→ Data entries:
▼

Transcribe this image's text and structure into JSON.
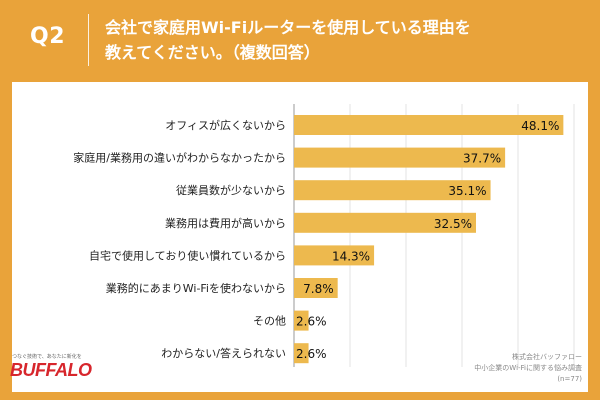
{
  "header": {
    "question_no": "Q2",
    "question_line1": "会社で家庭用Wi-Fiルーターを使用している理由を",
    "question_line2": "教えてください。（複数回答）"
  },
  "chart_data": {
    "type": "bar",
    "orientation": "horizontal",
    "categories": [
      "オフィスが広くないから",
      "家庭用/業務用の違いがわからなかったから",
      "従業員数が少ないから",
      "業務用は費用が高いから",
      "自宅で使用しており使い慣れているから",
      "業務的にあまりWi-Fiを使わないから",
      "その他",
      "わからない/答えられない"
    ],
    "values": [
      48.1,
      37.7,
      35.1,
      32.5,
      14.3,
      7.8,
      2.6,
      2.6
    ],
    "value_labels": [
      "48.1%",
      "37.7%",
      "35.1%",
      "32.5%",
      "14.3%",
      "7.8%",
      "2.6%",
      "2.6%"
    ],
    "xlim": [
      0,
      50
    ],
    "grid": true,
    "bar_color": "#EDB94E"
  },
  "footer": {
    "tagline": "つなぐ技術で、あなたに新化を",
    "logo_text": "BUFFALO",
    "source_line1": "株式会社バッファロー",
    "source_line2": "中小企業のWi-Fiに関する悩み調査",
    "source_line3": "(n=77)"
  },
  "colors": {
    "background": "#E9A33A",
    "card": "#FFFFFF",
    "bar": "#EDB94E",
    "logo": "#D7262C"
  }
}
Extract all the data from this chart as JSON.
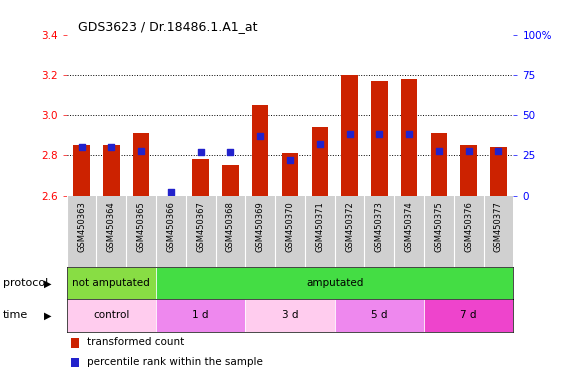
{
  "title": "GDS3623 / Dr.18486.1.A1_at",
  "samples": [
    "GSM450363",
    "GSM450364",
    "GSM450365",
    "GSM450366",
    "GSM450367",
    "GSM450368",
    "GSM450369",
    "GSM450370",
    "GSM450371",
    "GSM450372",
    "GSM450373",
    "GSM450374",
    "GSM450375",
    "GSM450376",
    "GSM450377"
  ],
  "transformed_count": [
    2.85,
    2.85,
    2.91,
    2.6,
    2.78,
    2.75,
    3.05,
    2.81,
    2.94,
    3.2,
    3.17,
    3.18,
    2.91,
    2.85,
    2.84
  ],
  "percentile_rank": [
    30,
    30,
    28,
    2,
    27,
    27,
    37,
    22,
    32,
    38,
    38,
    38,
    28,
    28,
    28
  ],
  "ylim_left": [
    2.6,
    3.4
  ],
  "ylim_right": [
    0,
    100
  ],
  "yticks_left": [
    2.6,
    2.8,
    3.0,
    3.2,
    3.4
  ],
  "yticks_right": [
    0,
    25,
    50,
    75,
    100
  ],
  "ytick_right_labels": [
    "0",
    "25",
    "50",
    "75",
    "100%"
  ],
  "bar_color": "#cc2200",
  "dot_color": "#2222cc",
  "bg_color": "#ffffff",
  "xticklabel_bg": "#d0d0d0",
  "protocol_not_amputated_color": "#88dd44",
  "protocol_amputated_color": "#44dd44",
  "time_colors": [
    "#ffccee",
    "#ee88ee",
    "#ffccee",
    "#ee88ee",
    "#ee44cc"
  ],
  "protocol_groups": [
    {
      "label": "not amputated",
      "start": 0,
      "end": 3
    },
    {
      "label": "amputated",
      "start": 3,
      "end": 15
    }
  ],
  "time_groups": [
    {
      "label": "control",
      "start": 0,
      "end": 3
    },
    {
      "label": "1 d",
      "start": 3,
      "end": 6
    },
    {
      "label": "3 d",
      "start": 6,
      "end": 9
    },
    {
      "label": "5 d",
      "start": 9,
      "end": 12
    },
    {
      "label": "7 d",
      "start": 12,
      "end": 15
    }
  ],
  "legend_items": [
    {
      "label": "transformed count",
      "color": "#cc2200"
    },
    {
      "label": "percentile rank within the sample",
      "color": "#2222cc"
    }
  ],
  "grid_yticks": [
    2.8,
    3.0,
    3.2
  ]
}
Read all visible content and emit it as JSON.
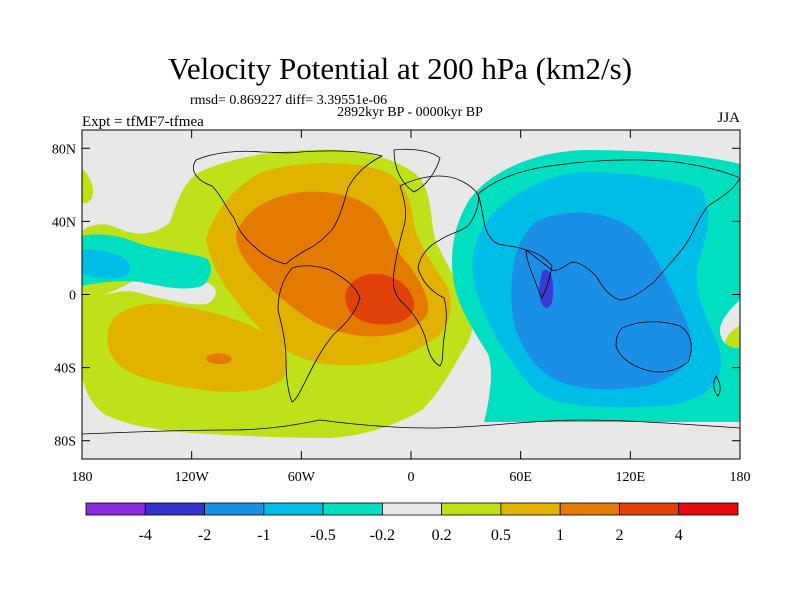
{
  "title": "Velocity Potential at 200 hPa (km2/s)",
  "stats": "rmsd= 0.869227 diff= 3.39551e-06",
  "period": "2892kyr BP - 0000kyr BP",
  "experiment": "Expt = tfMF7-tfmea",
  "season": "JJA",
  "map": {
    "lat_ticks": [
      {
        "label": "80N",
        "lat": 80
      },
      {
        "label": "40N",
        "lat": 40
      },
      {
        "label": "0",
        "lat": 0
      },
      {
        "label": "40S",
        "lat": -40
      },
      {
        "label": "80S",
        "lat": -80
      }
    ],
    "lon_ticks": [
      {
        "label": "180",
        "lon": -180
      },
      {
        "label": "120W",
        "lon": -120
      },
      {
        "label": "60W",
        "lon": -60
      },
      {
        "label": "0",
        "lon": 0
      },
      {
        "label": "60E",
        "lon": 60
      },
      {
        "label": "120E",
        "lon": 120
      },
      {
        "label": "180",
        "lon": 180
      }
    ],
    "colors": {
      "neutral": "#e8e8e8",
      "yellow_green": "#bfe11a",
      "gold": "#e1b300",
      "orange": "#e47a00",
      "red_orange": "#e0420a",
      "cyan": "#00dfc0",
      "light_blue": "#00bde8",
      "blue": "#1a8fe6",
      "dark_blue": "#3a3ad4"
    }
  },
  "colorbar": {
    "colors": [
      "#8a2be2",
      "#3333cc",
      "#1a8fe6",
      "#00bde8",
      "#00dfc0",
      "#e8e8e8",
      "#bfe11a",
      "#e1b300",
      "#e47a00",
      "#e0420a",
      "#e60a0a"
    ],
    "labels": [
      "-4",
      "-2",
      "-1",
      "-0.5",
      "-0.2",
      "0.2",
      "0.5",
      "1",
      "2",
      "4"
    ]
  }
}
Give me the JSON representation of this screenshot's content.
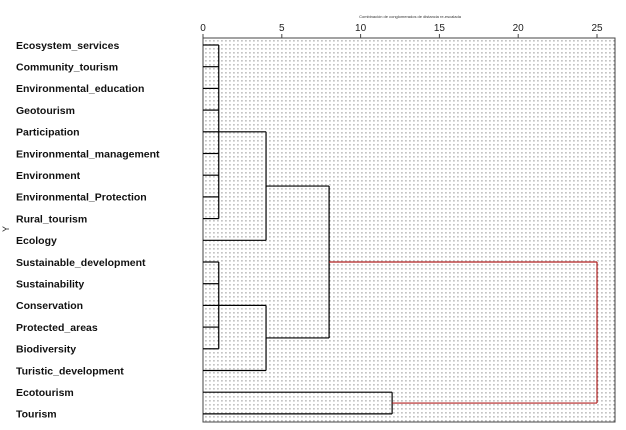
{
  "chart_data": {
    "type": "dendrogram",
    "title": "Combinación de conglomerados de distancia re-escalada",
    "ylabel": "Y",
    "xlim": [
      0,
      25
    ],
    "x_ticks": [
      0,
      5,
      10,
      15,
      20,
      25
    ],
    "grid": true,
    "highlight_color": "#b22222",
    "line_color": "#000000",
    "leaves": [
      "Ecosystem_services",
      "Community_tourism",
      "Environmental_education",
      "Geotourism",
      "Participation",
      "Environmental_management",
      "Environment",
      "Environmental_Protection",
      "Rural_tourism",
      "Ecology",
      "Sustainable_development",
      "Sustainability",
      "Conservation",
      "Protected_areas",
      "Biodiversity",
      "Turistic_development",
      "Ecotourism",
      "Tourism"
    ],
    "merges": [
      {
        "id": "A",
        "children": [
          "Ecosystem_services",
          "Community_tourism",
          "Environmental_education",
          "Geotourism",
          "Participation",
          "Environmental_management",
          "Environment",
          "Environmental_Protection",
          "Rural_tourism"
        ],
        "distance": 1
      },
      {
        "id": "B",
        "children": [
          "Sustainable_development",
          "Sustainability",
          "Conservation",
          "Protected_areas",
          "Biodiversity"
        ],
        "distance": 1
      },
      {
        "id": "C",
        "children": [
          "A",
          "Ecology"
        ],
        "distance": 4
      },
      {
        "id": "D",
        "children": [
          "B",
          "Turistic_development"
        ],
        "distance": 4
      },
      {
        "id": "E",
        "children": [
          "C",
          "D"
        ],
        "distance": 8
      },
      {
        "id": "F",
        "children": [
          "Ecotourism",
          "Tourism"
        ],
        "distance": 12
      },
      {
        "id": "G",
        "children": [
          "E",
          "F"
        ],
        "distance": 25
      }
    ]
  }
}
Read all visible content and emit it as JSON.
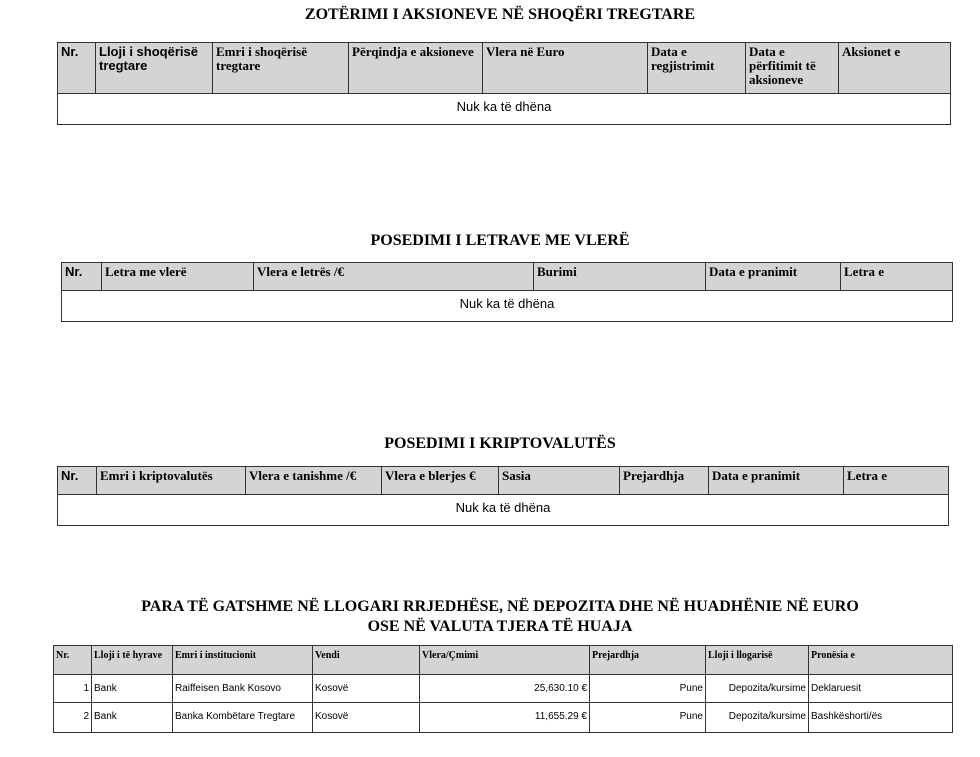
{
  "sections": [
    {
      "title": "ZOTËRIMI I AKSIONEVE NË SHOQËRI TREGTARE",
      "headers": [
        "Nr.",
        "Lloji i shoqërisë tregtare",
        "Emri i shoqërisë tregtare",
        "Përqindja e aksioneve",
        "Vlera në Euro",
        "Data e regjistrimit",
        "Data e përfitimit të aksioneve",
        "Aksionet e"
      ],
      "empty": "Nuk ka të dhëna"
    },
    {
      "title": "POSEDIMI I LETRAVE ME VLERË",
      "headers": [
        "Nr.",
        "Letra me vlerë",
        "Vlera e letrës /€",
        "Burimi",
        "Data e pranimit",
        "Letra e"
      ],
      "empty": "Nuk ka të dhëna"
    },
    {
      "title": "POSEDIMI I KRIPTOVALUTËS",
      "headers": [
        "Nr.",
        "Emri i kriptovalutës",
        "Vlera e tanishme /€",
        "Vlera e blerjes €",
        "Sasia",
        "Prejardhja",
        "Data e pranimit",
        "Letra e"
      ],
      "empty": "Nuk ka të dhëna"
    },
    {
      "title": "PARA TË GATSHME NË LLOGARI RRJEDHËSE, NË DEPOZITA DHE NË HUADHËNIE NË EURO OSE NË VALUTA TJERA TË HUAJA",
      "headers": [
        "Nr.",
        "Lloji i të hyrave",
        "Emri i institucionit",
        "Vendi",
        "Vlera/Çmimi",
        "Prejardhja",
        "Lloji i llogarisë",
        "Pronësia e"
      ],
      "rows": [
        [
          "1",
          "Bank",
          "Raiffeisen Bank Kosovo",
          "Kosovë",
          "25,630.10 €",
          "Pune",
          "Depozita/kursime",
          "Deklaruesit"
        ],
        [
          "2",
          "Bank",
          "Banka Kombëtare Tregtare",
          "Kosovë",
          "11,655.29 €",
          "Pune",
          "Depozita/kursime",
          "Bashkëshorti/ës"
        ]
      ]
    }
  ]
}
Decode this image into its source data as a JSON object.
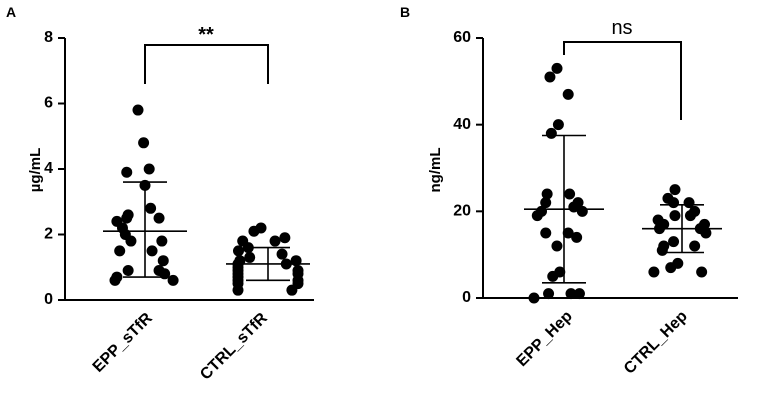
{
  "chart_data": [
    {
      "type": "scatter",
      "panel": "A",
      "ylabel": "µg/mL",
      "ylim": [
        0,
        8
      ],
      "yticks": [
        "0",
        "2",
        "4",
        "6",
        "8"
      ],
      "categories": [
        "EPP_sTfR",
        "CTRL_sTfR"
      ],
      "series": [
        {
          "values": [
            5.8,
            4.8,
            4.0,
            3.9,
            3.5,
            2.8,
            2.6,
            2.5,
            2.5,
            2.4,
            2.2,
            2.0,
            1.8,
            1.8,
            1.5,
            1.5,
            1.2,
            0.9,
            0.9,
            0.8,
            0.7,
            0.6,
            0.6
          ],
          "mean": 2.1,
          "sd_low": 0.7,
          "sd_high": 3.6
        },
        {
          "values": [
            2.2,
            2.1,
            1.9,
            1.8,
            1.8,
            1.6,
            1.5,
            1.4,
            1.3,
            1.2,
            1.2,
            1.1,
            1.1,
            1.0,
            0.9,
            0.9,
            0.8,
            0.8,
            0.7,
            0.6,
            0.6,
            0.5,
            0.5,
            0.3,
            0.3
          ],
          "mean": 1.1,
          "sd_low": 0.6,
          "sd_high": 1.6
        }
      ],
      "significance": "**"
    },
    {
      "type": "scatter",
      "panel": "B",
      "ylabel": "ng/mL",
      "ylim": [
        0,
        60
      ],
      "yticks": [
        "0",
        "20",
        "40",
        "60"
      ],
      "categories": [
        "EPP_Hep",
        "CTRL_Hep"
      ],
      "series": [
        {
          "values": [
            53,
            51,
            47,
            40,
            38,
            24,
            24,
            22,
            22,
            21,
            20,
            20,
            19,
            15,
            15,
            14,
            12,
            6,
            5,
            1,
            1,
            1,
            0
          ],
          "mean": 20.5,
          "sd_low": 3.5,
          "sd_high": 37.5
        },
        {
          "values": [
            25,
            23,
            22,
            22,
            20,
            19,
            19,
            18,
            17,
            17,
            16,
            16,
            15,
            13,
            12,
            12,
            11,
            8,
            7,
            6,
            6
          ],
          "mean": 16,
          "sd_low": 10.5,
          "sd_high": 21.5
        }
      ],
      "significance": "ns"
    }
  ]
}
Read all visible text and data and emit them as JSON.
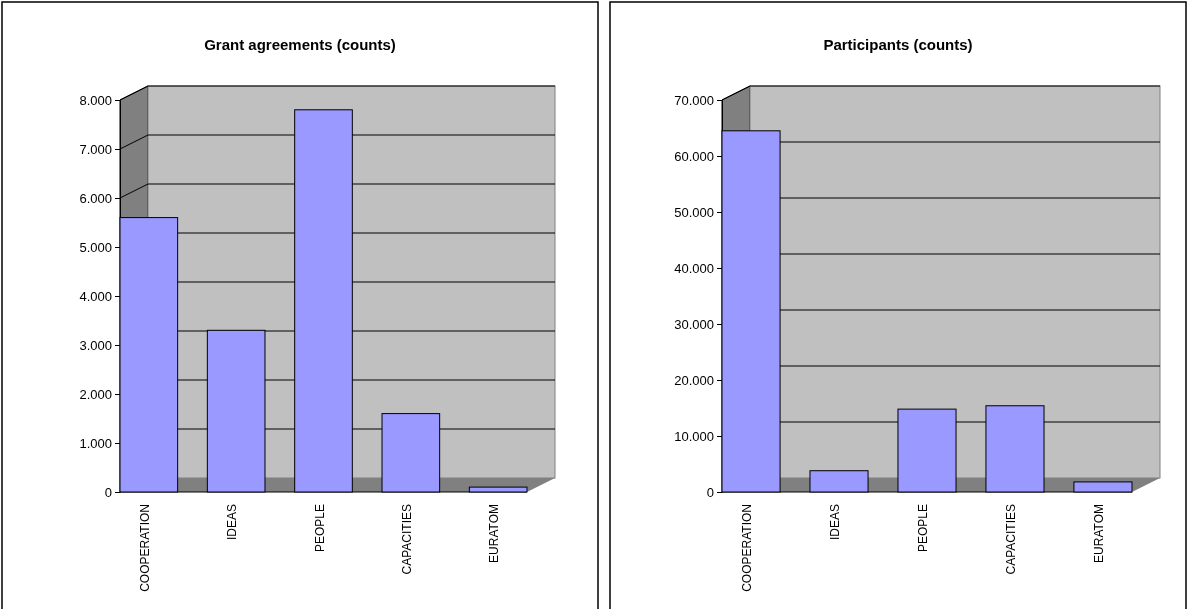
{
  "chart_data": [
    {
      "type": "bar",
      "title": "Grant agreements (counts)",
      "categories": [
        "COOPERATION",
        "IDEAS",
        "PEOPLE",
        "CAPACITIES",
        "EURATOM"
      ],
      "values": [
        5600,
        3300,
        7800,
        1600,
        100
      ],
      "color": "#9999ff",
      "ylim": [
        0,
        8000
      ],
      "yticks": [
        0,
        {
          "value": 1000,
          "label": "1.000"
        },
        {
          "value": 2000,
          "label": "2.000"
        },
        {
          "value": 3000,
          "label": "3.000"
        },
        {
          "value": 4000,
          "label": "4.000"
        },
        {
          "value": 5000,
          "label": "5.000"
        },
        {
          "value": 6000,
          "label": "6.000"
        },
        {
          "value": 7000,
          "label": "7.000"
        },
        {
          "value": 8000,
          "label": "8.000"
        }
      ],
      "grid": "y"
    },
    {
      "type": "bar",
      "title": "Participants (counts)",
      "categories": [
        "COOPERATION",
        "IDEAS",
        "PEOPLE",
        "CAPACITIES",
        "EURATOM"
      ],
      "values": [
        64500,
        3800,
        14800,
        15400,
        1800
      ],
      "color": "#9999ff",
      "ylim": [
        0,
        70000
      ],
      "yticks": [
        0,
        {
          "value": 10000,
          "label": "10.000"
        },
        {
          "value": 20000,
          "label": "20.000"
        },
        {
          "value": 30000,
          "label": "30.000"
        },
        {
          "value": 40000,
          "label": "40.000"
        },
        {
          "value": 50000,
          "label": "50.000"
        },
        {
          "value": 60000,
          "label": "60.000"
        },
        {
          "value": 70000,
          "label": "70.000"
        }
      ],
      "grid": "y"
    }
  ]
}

▲

→ Do this: Gather from the entries above all lines that include the string "into".

→ Response for this exercise:
Transcribe this image's text and structure into JSON.
Decode this image into its source data as a JSON object.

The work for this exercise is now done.